-- begin Input for this task --
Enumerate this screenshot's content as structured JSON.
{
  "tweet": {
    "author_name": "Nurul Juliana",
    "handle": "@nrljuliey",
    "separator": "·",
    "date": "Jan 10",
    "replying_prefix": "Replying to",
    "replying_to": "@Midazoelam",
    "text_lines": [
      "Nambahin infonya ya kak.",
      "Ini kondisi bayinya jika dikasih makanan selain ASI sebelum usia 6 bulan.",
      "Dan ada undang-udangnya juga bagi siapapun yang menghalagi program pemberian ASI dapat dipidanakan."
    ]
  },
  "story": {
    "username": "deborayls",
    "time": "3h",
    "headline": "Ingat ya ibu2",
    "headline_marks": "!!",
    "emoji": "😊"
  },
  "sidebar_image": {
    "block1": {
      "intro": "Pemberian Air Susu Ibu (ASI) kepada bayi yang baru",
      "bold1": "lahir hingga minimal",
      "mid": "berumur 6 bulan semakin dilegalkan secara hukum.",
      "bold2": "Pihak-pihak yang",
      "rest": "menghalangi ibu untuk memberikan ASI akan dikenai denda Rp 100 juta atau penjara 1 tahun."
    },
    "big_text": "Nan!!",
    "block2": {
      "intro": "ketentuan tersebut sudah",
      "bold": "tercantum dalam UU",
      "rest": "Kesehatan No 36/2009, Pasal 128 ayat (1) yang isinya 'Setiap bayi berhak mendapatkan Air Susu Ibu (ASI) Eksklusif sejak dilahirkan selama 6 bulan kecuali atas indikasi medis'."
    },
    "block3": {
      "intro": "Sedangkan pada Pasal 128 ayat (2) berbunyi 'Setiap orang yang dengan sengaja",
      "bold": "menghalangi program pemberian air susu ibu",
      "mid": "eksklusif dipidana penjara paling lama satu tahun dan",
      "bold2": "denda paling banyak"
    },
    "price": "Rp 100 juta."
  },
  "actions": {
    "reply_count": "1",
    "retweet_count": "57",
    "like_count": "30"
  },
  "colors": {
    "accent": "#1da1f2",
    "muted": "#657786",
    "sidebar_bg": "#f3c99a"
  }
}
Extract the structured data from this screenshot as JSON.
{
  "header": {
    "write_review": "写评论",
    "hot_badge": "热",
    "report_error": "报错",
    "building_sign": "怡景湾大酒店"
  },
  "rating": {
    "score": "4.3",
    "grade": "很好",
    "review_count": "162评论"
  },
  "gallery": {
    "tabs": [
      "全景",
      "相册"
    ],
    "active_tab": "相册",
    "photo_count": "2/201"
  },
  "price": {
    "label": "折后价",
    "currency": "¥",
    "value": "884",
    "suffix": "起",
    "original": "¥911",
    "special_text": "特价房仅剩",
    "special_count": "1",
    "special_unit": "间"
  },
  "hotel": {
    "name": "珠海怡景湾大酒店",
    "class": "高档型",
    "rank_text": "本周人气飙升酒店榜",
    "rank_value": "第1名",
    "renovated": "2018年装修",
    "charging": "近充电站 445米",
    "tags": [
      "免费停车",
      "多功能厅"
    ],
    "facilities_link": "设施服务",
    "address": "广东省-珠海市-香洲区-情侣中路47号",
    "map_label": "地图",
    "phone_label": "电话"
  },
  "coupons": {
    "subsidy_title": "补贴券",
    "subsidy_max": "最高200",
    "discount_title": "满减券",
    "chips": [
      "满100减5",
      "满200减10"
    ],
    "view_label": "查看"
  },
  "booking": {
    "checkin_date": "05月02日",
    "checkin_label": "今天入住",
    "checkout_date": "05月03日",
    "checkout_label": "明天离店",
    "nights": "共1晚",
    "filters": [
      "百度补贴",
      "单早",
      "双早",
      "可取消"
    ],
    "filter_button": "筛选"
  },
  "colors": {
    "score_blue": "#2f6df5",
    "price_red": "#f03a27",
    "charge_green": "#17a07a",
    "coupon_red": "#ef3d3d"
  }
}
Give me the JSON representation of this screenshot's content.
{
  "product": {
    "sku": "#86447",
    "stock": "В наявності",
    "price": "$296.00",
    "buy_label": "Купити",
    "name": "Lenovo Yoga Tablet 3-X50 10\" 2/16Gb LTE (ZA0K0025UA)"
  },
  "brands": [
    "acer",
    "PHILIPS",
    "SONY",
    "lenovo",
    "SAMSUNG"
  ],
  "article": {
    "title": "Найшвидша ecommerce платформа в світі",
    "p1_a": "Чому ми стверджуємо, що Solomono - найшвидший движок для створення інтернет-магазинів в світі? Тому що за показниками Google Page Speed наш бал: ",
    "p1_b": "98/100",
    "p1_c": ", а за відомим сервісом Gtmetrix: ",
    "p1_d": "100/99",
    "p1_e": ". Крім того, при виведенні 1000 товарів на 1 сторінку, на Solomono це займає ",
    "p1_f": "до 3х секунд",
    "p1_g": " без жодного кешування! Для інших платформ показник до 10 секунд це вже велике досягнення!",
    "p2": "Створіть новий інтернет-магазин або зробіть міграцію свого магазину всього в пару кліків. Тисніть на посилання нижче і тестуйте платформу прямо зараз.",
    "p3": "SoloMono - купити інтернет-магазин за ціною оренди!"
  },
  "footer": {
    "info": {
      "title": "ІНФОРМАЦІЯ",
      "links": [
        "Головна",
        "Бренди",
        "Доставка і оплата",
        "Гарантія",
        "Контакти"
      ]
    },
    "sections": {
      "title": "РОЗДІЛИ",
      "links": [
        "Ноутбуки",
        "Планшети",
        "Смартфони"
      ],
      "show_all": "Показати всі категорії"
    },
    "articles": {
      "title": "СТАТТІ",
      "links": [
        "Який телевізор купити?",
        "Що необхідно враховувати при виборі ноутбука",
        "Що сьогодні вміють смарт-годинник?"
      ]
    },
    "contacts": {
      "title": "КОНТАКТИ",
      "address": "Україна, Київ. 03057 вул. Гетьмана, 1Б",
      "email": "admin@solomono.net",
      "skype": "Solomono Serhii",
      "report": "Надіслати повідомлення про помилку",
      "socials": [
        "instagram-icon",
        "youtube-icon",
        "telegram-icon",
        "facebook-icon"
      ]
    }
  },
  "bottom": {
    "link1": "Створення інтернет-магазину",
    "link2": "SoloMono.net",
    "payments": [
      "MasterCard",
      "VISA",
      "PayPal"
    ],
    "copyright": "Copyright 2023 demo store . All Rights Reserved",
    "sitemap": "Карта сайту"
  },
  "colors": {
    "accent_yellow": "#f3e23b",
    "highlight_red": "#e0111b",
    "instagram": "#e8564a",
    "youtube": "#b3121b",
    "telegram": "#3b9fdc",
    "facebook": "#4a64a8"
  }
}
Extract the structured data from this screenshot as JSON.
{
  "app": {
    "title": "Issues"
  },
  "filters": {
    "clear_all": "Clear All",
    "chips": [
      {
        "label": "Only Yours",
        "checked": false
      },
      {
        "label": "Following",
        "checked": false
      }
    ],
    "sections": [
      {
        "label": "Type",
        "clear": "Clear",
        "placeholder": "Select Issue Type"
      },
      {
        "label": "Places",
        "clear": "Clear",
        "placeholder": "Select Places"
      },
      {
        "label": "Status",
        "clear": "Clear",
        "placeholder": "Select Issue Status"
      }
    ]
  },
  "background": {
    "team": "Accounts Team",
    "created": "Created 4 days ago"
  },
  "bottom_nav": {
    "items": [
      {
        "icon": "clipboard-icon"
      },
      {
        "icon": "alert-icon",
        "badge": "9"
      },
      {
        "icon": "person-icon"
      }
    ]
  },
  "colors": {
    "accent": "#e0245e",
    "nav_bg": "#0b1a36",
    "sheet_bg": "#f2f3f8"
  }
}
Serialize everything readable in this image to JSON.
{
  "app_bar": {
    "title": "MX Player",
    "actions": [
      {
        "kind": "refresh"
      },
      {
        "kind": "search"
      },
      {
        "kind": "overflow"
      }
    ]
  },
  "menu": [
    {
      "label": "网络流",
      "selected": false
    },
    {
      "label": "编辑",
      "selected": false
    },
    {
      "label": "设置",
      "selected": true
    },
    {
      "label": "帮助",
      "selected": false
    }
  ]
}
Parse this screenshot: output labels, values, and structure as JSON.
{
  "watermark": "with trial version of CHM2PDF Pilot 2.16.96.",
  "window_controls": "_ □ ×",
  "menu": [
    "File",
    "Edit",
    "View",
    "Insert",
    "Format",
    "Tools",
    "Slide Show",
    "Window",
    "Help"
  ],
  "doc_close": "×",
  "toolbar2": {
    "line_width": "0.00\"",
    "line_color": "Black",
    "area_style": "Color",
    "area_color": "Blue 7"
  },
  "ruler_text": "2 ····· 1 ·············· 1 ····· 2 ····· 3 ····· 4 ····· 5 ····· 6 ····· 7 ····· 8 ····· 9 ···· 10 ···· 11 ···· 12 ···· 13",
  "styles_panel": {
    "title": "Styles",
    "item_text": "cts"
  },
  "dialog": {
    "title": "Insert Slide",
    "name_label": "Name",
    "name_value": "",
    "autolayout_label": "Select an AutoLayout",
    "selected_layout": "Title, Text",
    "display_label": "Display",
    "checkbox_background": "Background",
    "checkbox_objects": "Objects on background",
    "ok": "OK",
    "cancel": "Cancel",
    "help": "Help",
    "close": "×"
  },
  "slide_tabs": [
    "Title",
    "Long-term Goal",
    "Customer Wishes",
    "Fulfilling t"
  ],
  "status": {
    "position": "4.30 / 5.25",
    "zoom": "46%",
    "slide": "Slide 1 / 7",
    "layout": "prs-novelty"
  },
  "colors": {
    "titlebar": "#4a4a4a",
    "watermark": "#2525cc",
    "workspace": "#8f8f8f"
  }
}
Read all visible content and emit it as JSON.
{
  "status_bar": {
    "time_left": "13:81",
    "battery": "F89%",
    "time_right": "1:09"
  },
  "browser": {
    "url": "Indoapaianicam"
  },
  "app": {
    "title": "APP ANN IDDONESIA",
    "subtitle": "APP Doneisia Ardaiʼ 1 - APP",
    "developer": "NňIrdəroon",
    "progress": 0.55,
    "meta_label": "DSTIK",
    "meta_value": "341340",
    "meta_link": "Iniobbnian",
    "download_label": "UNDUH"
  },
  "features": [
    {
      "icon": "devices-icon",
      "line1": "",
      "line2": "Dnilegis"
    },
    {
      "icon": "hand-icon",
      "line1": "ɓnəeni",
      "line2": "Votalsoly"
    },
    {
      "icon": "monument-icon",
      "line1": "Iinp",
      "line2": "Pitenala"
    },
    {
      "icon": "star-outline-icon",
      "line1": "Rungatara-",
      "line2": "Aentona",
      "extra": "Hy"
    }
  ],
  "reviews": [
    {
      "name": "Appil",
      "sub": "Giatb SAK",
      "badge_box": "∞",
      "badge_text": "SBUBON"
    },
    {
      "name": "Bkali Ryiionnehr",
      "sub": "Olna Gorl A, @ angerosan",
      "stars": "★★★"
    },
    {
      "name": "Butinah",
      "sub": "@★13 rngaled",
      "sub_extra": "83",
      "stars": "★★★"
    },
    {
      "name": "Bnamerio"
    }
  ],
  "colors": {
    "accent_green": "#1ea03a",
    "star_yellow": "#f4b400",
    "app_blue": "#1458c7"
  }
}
-- end Input for this task --
▶ **Task**
The answer is the number of lines in the preceding material that hold "ayat"; write that number and nothing else.

▶ **The reply**
2